• Figure collection entries:
┏━━

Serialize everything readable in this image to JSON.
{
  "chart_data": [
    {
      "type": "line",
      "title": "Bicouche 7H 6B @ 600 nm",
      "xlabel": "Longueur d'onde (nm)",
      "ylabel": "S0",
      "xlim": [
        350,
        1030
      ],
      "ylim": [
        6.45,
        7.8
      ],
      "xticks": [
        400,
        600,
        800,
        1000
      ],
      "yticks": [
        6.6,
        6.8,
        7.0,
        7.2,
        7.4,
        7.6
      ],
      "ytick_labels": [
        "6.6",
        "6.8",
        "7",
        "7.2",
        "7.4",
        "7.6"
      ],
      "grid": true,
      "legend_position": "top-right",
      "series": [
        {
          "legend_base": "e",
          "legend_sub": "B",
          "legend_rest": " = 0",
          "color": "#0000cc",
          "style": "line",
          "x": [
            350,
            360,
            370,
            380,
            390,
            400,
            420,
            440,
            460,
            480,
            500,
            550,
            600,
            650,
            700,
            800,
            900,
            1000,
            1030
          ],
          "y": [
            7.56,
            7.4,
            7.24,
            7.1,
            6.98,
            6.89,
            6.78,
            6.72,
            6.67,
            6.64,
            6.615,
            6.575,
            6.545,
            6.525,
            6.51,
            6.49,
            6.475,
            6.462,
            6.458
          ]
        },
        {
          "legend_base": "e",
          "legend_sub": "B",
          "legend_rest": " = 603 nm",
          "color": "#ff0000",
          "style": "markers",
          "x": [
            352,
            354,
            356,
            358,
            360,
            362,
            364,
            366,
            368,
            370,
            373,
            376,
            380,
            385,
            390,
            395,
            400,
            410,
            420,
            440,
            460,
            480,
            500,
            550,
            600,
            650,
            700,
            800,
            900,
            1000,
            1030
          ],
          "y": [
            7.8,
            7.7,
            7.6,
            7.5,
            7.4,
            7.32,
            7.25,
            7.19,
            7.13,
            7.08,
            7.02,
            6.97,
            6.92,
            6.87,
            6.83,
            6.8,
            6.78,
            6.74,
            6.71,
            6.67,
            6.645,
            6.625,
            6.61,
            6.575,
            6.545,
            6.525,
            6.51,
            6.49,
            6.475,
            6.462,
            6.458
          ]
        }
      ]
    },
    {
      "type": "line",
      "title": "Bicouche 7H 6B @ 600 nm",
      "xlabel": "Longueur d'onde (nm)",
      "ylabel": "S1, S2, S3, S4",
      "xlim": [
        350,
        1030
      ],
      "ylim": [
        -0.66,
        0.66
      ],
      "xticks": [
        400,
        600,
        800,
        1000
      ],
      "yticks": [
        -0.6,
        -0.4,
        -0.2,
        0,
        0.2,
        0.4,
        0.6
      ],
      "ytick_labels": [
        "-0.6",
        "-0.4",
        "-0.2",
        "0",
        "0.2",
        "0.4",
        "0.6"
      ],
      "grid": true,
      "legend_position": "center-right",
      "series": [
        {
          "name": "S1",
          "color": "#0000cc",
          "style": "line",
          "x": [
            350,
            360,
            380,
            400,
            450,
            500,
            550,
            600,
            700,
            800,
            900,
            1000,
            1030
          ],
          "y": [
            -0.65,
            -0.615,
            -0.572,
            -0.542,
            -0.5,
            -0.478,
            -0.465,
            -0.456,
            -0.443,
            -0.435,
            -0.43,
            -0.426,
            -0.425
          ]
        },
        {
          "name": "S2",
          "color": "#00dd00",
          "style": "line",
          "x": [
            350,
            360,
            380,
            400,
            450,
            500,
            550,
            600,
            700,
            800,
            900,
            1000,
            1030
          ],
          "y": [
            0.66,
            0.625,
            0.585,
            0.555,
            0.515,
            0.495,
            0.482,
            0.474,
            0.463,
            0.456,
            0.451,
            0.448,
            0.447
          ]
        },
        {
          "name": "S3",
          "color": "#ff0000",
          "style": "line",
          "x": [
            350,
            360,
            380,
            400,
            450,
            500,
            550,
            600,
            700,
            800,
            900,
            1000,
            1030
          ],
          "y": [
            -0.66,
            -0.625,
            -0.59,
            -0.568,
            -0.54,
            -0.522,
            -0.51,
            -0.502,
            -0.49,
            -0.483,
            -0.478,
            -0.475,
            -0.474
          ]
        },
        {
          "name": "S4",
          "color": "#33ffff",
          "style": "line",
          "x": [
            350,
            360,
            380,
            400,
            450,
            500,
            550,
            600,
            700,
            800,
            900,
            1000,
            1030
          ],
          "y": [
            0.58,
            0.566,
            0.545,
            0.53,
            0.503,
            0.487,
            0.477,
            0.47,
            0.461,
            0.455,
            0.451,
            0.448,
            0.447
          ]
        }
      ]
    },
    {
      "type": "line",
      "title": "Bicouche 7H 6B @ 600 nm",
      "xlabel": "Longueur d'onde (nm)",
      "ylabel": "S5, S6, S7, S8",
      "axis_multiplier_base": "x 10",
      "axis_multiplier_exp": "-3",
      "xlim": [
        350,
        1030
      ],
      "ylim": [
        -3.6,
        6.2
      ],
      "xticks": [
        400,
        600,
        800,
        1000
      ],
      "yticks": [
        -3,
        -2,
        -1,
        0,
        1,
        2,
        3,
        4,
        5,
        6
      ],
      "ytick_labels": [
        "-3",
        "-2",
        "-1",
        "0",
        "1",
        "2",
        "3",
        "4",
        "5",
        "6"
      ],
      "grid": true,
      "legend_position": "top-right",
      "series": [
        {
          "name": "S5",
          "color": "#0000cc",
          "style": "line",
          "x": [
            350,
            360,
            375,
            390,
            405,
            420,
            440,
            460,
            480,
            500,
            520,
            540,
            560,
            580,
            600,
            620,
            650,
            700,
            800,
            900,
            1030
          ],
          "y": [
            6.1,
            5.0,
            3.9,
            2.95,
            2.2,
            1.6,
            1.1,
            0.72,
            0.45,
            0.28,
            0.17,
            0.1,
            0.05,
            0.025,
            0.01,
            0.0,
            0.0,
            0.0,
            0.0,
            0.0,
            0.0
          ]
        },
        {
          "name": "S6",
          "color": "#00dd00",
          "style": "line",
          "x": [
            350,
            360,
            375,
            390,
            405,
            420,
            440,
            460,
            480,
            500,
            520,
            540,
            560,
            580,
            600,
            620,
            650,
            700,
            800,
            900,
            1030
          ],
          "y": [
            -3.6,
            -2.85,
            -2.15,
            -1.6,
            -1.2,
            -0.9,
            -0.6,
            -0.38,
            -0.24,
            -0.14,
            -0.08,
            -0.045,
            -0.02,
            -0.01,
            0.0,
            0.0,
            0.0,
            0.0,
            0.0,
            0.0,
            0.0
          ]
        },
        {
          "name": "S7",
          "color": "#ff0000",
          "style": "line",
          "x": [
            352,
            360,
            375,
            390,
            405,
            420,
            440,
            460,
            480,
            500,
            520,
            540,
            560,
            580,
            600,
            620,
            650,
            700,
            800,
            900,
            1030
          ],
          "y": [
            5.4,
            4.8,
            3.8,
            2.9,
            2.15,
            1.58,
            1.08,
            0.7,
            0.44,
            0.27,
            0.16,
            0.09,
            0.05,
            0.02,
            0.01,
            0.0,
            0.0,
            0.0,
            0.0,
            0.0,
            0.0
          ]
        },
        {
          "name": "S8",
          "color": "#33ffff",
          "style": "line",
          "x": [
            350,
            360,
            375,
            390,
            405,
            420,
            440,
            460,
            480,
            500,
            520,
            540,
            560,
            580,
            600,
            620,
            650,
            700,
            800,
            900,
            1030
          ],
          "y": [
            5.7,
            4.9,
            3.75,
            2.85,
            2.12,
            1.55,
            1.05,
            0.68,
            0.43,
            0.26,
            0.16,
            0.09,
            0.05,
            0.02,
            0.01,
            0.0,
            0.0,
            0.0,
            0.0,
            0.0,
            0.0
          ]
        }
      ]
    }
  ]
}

┗━━

• What you will do: Send back every record, precisely as written.

• Result of the task:
Serialize everything readable in this image to JSON.
{
  "chart_data": [
    {
      "type": "line",
      "title": "Bicouche 7H 6B @ 600 nm",
      "xlabel": "Longueur d'onde (nm)",
      "ylabel": "S0",
      "xlim": [
        350,
        1030
      ],
      "ylim": [
        6.45,
        7.8
      ],
      "xticks": [
        400,
        600,
        800,
        1000
      ],
      "yticks": [
        6.6,
        6.8,
        7.0,
        7.2,
        7.4,
        7.6
      ],
      "ytick_labels": [
        "6.6",
        "6.8",
        "7",
        "7.2",
        "7.4",
        "7.6"
      ],
      "grid": true,
      "legend_position": "top-right",
      "series": [
        {
          "legend_base": "e",
          "legend_sub": "B",
          "legend_rest": " = 0",
          "color": "#0000cc",
          "style": "line",
          "x": [
            350,
            360,
            370,
            380,
            390,
            400,
            420,
            440,
            460,
            480,
            500,
            550,
            600,
            650,
            700,
            800,
            900,
            1000,
            1030
          ],
          "y": [
            7.56,
            7.4,
            7.24,
            7.1,
            6.98,
            6.89,
            6.78,
            6.72,
            6.67,
            6.64,
            6.615,
            6.575,
            6.545,
            6.525,
            6.51,
            6.49,
            6.475,
            6.462,
            6.458
          ]
        },
        {
          "legend_base": "e",
          "legend_sub": "B",
          "legend_rest": " = 603 nm",
          "color": "#ff0000",
          "style": "markers",
          "x": [
            352,
            354,
            356,
            358,
            360,
            362,
            364,
            366,
            368,
            370,
            373,
            376,
            380,
            385,
            390,
            395,
            400,
            410,
            420,
            440,
            460,
            480,
            500,
            550,
            600,
            650,
            700,
            800,
            900,
            1000,
            1030
          ],
          "y": [
            7.8,
            7.7,
            7.6,
            7.5,
            7.4,
            7.32,
            7.25,
            7.19,
            7.13,
            7.08,
            7.02,
            6.97,
            6.92,
            6.87,
            6.83,
            6.8,
            6.78,
            6.74,
            6.71,
            6.67,
            6.645,
            6.625,
            6.61,
            6.575,
            6.545,
            6.525,
            6.51,
            6.49,
            6.475,
            6.462,
            6.458
          ]
        }
      ]
    },
    {
      "type": "line",
      "title": "Bicouche 7H 6B @ 600 nm",
      "xlabel": "Longueur d'onde (nm)",
      "ylabel": "S1, S2, S3, S4",
      "xlim": [
        350,
        1030
      ],
      "ylim": [
        -0.66,
        0.66
      ],
      "xticks": [
        400,
        600,
        800,
        1000
      ],
      "yticks": [
        -0.6,
        -0.4,
        -0.2,
        0,
        0.2,
        0.4,
        0.6
      ],
      "ytick_labels": [
        "-0.6",
        "-0.4",
        "-0.2",
        "0",
        "0.2",
        "0.4",
        "0.6"
      ],
      "grid": true,
      "legend_position": "center-right",
      "series": [
        {
          "name": "S1",
          "color": "#0000cc",
          "style": "line",
          "x": [
            350,
            360,
            380,
            400,
            450,
            500,
            550,
            600,
            700,
            800,
            900,
            1000,
            1030
          ],
          "y": [
            -0.65,
            -0.615,
            -0.572,
            -0.542,
            -0.5,
            -0.478,
            -0.465,
            -0.456,
            -0.443,
            -0.435,
            -0.43,
            -0.426,
            -0.425
          ]
        },
        {
          "name": "S2",
          "color": "#00dd00",
          "style": "line",
          "x": [
            350,
            360,
            380,
            400,
            450,
            500,
            550,
            600,
            700,
            800,
            900,
            1000,
            1030
          ],
          "y": [
            0.66,
            0.625,
            0.585,
            0.555,
            0.515,
            0.495,
            0.482,
            0.474,
            0.463,
            0.456,
            0.451,
            0.448,
            0.447
          ]
        },
        {
          "name": "S3",
          "color": "#ff0000",
          "style": "line",
          "x": [
            350,
            360,
            380,
            400,
            450,
            500,
            550,
            600,
            700,
            800,
            900,
            1000,
            1030
          ],
          "y": [
            -0.66,
            -0.625,
            -0.59,
            -0.568,
            -0.54,
            -0.522,
            -0.51,
            -0.502,
            -0.49,
            -0.483,
            -0.478,
            -0.475,
            -0.474
          ]
        },
        {
          "name": "S4",
          "color": "#33ffff",
          "style": "line",
          "x": [
            350,
            360,
            380,
            400,
            450,
            500,
            550,
            600,
            700,
            800,
            900,
            1000,
            1030
          ],
          "y": [
            0.58,
            0.566,
            0.545,
            0.53,
            0.503,
            0.487,
            0.477,
            0.47,
            0.461,
            0.455,
            0.451,
            0.448,
            0.447
          ]
        }
      ]
    },
    {
      "type": "line",
      "title": "Bicouche 7H 6B @ 600 nm",
      "xlabel": "Longueur d'onde (nm)",
      "ylabel": "S5, S6, S7, S8",
      "axis_multiplier_base": "x 10",
      "axis_multiplier_exp": "-3",
      "xlim": [
        350,
        1030
      ],
      "ylim": [
        -3.6,
        6.2
      ],
      "xticks": [
        400,
        600,
        800,
        1000
      ],
      "yticks": [
        -3,
        -2,
        -1,
        0,
        1,
        2,
        3,
        4,
        5,
        6
      ],
      "ytick_labels": [
        "-3",
        "-2",
        "-1",
        "0",
        "1",
        "2",
        "3",
        "4",
        "5",
        "6"
      ],
      "grid": true,
      "legend_position": "top-right",
      "series": [
        {
          "name": "S5",
          "color": "#0000cc",
          "style": "line",
          "x": [
            350,
            360,
            375,
            390,
            405,
            420,
            440,
            460,
            480,
            500,
            520,
            540,
            560,
            580,
            600,
            620,
            650,
            700,
            800,
            900,
            1030
          ],
          "y": [
            6.1,
            5.0,
            3.9,
            2.95,
            2.2,
            1.6,
            1.1,
            0.72,
            0.45,
            0.28,
            0.17,
            0.1,
            0.05,
            0.025,
            0.01,
            0.0,
            0.0,
            0.0,
            0.0,
            0.0,
            0.0
          ]
        },
        {
          "name": "S6",
          "color": "#00dd00",
          "style": "line",
          "x": [
            350,
            360,
            375,
            390,
            405,
            420,
            440,
            460,
            480,
            500,
            520,
            540,
            560,
            580,
            600,
            620,
            650,
            700,
            800,
            900,
            1030
          ],
          "y": [
            -3.6,
            -2.85,
            -2.15,
            -1.6,
            -1.2,
            -0.9,
            -0.6,
            -0.38,
            -0.24,
            -0.14,
            -0.08,
            -0.045,
            -0.02,
            -0.01,
            0.0,
            0.0,
            0.0,
            0.0,
            0.0,
            0.0,
            0.0
          ]
        },
        {
          "name": "S7",
          "color": "#ff0000",
          "style": "line",
          "x": [
            352,
            360,
            375,
            390,
            405,
            420,
            440,
            460,
            480,
            500,
            520,
            540,
            560,
            580,
            600,
            620,
            650,
            700,
            800,
            900,
            1030
          ],
          "y": [
            5.4,
            4.8,
            3.8,
            2.9,
            2.15,
            1.58,
            1.08,
            0.7,
            0.44,
            0.27,
            0.16,
            0.09,
            0.05,
            0.02,
            0.01,
            0.0,
            0.0,
            0.0,
            0.0,
            0.0,
            0.0
          ]
        },
        {
          "name": "S8",
          "color": "#33ffff",
          "style": "line",
          "x": [
            350,
            360,
            375,
            390,
            405,
            420,
            440,
            460,
            480,
            500,
            520,
            540,
            560,
            580,
            600,
            620,
            650,
            700,
            800,
            900,
            1030
          ],
          "y": [
            5.7,
            4.9,
            3.75,
            2.85,
            2.12,
            1.55,
            1.05,
            0.68,
            0.43,
            0.26,
            0.16,
            0.09,
            0.05,
            0.02,
            0.01,
            0.0,
            0.0,
            0.0,
            0.0,
            0.0,
            0.0
          ]
        }
      ]
    }
  ]
}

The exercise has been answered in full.